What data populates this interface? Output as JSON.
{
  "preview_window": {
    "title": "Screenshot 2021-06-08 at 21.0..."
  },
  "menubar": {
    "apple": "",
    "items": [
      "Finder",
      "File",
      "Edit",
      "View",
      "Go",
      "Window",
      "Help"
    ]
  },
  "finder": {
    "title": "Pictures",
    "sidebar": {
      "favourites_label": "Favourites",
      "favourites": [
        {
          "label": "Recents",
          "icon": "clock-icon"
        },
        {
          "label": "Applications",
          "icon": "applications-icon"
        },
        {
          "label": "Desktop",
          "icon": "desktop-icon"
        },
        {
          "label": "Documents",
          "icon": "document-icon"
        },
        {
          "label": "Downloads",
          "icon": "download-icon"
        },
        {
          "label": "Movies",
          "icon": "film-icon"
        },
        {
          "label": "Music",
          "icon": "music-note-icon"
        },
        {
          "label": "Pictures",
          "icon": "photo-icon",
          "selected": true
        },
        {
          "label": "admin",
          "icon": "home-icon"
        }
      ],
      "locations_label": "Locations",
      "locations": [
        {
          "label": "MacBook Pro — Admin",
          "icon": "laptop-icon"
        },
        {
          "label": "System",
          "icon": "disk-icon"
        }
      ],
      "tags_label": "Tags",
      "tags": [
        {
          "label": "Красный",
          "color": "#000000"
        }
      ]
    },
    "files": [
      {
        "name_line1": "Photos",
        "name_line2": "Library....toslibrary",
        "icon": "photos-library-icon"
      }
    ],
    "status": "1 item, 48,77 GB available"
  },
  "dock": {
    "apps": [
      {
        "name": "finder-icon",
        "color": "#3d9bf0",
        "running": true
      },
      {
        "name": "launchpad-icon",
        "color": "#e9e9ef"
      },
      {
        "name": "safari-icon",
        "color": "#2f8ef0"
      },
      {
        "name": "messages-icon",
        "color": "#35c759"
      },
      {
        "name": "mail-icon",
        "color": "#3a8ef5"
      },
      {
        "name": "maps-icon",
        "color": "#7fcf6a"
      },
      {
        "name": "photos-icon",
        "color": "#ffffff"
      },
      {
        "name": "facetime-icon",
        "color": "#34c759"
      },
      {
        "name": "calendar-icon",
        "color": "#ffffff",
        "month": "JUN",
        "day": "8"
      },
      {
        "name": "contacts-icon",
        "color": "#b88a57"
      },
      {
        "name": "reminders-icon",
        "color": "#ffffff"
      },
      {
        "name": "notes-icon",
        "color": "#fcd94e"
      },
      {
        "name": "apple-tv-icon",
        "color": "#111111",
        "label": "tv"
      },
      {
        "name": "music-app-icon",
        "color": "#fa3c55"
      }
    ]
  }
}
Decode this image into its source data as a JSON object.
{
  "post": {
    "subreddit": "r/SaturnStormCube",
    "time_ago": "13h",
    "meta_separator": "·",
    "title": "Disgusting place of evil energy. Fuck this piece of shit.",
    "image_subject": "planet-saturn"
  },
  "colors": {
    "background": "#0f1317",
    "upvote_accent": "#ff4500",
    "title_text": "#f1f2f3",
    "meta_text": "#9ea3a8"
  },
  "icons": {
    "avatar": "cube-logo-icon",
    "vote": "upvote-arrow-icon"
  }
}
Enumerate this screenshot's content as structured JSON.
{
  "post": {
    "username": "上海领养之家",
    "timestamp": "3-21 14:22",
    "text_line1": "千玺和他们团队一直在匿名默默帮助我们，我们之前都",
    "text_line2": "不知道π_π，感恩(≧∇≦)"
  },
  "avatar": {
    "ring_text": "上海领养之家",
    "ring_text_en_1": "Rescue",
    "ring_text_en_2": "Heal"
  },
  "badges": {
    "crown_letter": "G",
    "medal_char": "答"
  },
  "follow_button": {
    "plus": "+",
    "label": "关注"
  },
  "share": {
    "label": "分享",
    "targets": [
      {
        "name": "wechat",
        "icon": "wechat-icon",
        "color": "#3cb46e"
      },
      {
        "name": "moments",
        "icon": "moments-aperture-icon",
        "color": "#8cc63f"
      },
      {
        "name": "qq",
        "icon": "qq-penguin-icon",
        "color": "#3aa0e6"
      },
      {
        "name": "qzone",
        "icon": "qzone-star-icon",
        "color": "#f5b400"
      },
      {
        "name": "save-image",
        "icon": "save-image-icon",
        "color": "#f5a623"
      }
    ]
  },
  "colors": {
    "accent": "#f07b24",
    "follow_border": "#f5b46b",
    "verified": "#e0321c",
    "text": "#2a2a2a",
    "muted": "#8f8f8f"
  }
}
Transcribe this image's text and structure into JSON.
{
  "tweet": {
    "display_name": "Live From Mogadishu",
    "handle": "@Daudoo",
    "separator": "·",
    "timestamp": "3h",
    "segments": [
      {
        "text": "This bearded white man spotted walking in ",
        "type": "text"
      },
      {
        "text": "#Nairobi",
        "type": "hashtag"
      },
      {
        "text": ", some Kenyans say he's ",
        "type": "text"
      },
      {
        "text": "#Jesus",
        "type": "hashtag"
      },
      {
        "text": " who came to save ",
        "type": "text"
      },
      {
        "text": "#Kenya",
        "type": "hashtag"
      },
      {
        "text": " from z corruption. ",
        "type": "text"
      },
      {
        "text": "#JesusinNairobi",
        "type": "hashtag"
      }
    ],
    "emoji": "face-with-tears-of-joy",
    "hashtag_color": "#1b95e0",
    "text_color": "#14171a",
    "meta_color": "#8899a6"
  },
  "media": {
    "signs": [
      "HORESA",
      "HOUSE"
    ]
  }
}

·····

OBJECTIVE:
Find every line in the records that contains the word "into"; copy those lines.

THE RESPONSE:
Decode this image into its source data as a JSON object.
Transcribe this image's text and structure into JSON.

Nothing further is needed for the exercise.